_TEXT PASSAGE_.
============================================================

The Plan Is That There Is No Plan
In the wake of the fall of Roe V. Wade, the relative silence has been deafening. Our political and economic classes are preparing us to live in this new oppressive era
Dispatches From A Collapsing State is an independent media venture and home for my political, historical, and cultural writings. I depend on your support to keep this thing going. If you appreciate my work and want access to additional content (including an upcoming lecture series that will function as a primer to hopefully get people up to speed on what’s happening), please subscribe. As this article details, we are in a really, really dangerous situation that’s getting worse by the day. It’s time to marshall our efforts.
Fifty-four days.
They had fifty-four days to think of something, anything, following a leak of Samuel Alito’s opinion to Politico revealing the Supreme Court intended to overthrow the fifty year precedent of Roe V. Wade. That’s more than a month and a half to prepare a plan to mitigate the damage or at least foster an appropriate response. And what did they do?
They prepared a fundraising blitz.
And when it happened? President Joe Biden called it a “sad day” and offered no solutions or responses beyond telling the people who voted for him in 2020, the people who worked around-the-clock to secure a Democratic majority in Congress that is currently doing less than nothing to address the problem, “Roe is on the ballot in November.”
Sure. Maybe. But what does that even mean in an environment where Republicans are disenfranchising voters, fixing elections, and the best Biden and Democrats have offered in a response is a hope those efforts could be “out-organized.” It means to continue a cycle of slamming into a brick wall and never, ever question for a moment what sense it all makes or if something different could lead to different outcomes.

============================================================

_REQUIRED TASKS_.
• A. Answer these questions using the Roe v. Wade essay:
(i) To which outlet was Samuel Alito's opinion leaked?
(ii) How many days did they have to prepare after that leak?
(iii) What did President Joe Biden call the day the decision came down?
• B. Proceed with the Roe v. Wade essay, picking up right after its last sentence.

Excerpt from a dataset
============================================================

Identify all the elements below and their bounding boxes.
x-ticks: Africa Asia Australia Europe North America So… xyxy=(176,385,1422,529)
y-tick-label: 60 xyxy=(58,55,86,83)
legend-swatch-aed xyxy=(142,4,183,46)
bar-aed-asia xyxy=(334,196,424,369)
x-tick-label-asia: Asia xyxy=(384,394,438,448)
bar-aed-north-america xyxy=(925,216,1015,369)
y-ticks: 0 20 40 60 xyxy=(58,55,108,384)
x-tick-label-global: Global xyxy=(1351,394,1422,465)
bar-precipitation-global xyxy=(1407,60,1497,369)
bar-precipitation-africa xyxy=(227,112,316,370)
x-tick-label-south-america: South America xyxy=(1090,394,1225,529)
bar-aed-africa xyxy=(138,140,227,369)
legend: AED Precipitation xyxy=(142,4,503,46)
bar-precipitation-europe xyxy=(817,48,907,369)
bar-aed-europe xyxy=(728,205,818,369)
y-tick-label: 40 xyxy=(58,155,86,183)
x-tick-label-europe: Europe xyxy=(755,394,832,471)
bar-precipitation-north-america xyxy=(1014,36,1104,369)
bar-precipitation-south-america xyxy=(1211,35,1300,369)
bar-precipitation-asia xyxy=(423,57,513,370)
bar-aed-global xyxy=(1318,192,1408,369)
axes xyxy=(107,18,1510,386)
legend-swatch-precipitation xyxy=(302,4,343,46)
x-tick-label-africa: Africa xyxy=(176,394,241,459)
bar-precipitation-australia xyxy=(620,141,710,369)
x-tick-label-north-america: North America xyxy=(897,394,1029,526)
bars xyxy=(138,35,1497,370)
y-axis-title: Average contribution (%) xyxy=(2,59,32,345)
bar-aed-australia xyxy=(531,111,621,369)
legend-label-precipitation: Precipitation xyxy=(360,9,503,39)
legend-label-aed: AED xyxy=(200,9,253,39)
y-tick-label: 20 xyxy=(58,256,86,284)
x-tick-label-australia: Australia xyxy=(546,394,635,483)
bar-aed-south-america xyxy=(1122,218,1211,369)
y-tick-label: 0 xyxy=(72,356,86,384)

============================================================

_ANSWERS PER TASK_.
• A.
(i) Politico
(ii) Fifty-four days
(iii) A "sad day"

• B.
Meanwhile, the aftermath of the ruling has been telling. Protests around the country were met swiftly with force by law enforcement primed by absurd warnings of “domestic terrorism” and the “possibility of widespread violence.” There’s been an expected anger arising from social media, but social media itself is designed and tuned explicitly to harness such anger and process it into a commodity lacking actual energy or potential. The same corporations that people have consistently turned to for responses to Republican extremism aren’t publicly opposing the regression but promising to “pay travel costs” for their Red State employees should they need to seek reproductive care elsewhere.
It’s time to face facts: there is no plan. There is no response beyond the usual liturgy we’ve come to expect. The problem presented by the Supreme Court - being constructed, explicitly, as the rest of our institutions are, for minority rule by the powerful over the masses - is intractable considering current political allignments and conditions. To effectively combat this, should Democratic politicians or the powerful actually even want this in the first place, is nearly impossible.
And so, we must also wrestle with another increasingly obvious truth.
We are being prepared to live with the fall of Roe V. Wade and the coming authoritarian order.
Speaker of the House Nancy Pelosi was one of the first Democratic leaders to respond to the ruling on Friday. Her regular presser was scheduled in the morning and the plan was to tout the bipartisan gun legislation and mark the anniversary of Title IX. When Pelosi took the podium, she was obviously rattled and unsettled. Her voice shook as she decried the “radical Republicans” who had overtaken the Supreme Court and warned of their “dark, extreme goal” of banning abortions outright.
And then, something bizarre happened.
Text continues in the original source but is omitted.